Find the lines below that contain the string "②基本工资". Copy each one.

§ **INPUT DATA**:
Start

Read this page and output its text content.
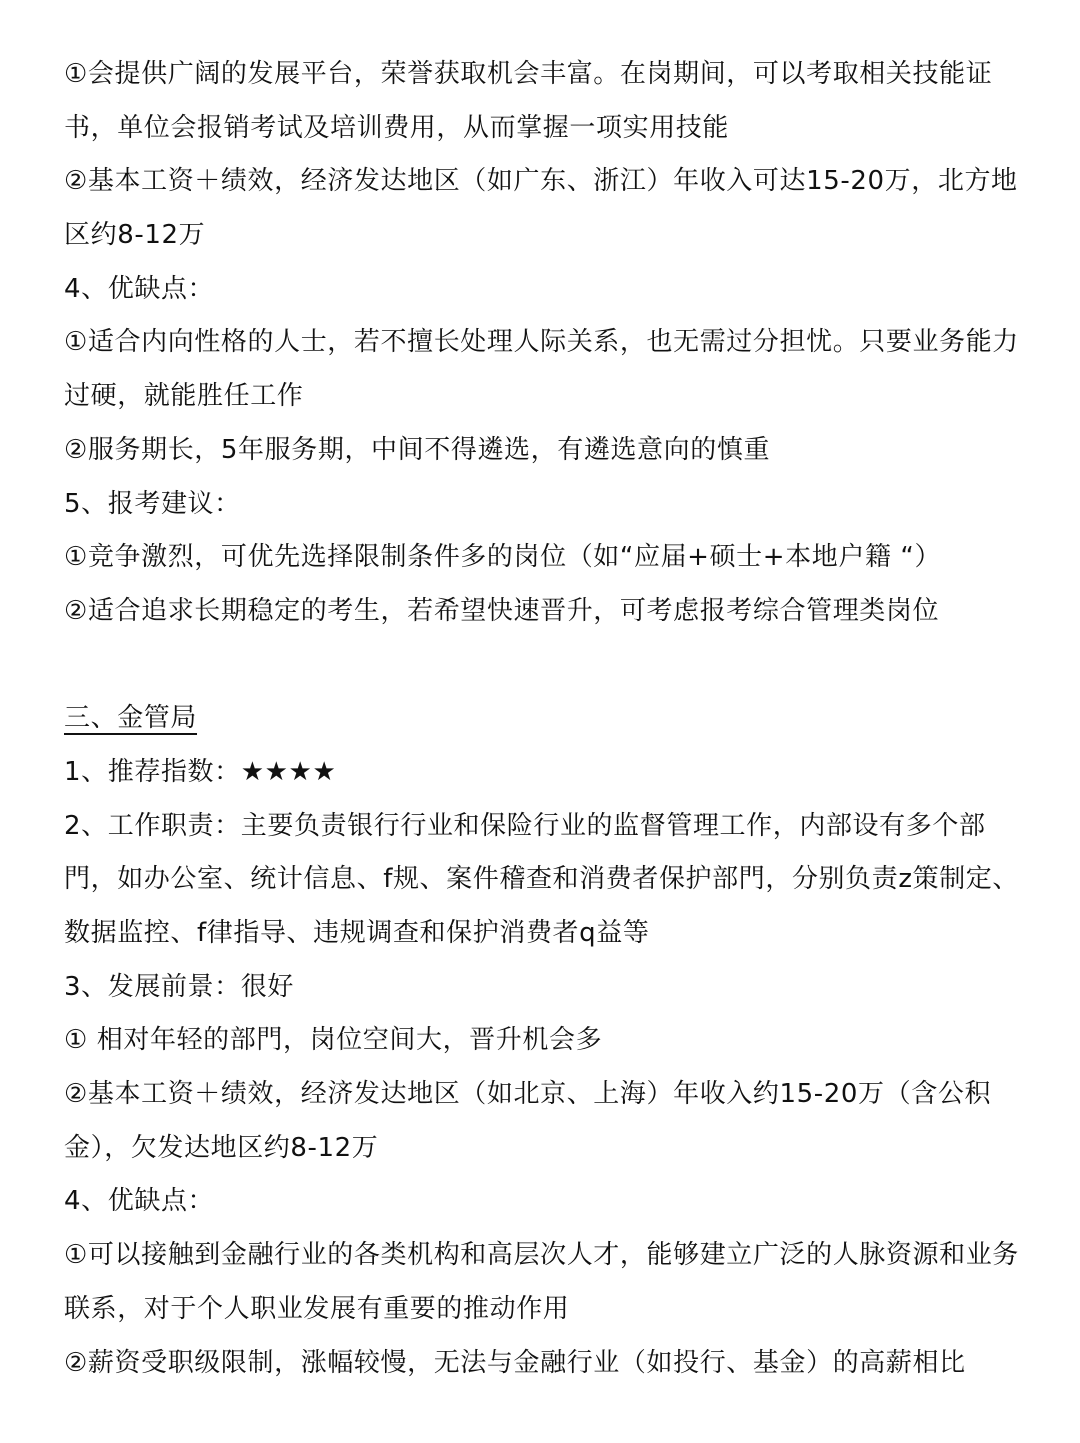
①会提供广阔的发展平台，荣誉获取机会丰富。在岗期间，可以考取相关技能证
书，单位会报销考试及培训费用，从而掌握一项实用技能
②基本工资＋绩效，经济发达地区（如广东、浙江）年收入可达15-20万，北方地
区约8-12万
4、优缺点：
①适合内向性格的人士，若不擅长处理人际关系，也无需过分担忧。只要业务能力
过硬，就能胜任工作
②服务期长，5年服务期，中间不得遴选，有遴选意向的慎重
5、报考建议：
①竞争激烈，可优先选择限制条件多的岗位（如“应届+硕士+本地户籍 “）
②适合追求长期稳定的考生，若希望快速晋升，可考虑报考综合管理类岗位
三、金管局
1、推荐指数：★★★★
2、工作职责：主要负责银行行业和保险行业的监督管理工作，内部设有多个部
門，如办公室、统计信息、f规、案件稽查和消费者保护部門，分别负责z策制定、
数据监控、f律指导、违规调查和保护消费者q益等
3、发展前景：很好
① 相对年轻的部門，岗位空间大，晋升机会多
②基本工资＋绩效，经济发达地区（如北京、上海）年收入约15-20万（含公积
金），欠发达地区约8-12万
4、优缺点：
①可以接触到金融行业的各类机构和高层次人才，能够建立广泛的人脉资源和业务
联系，对于个人职业发展有重要的推动作用
②薪资受职级限制，涨幅较慢，无法与金融行业（如投行、基金）的高薪相比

End

§ **WORKED ANSWER**:
②基本工资＋绩效，经济发达地区（如广东、浙江）年收入可达15-20万，北方地
②基本工资＋绩效，经济发达地区（如北京、上海）年收入约15-20万（含公积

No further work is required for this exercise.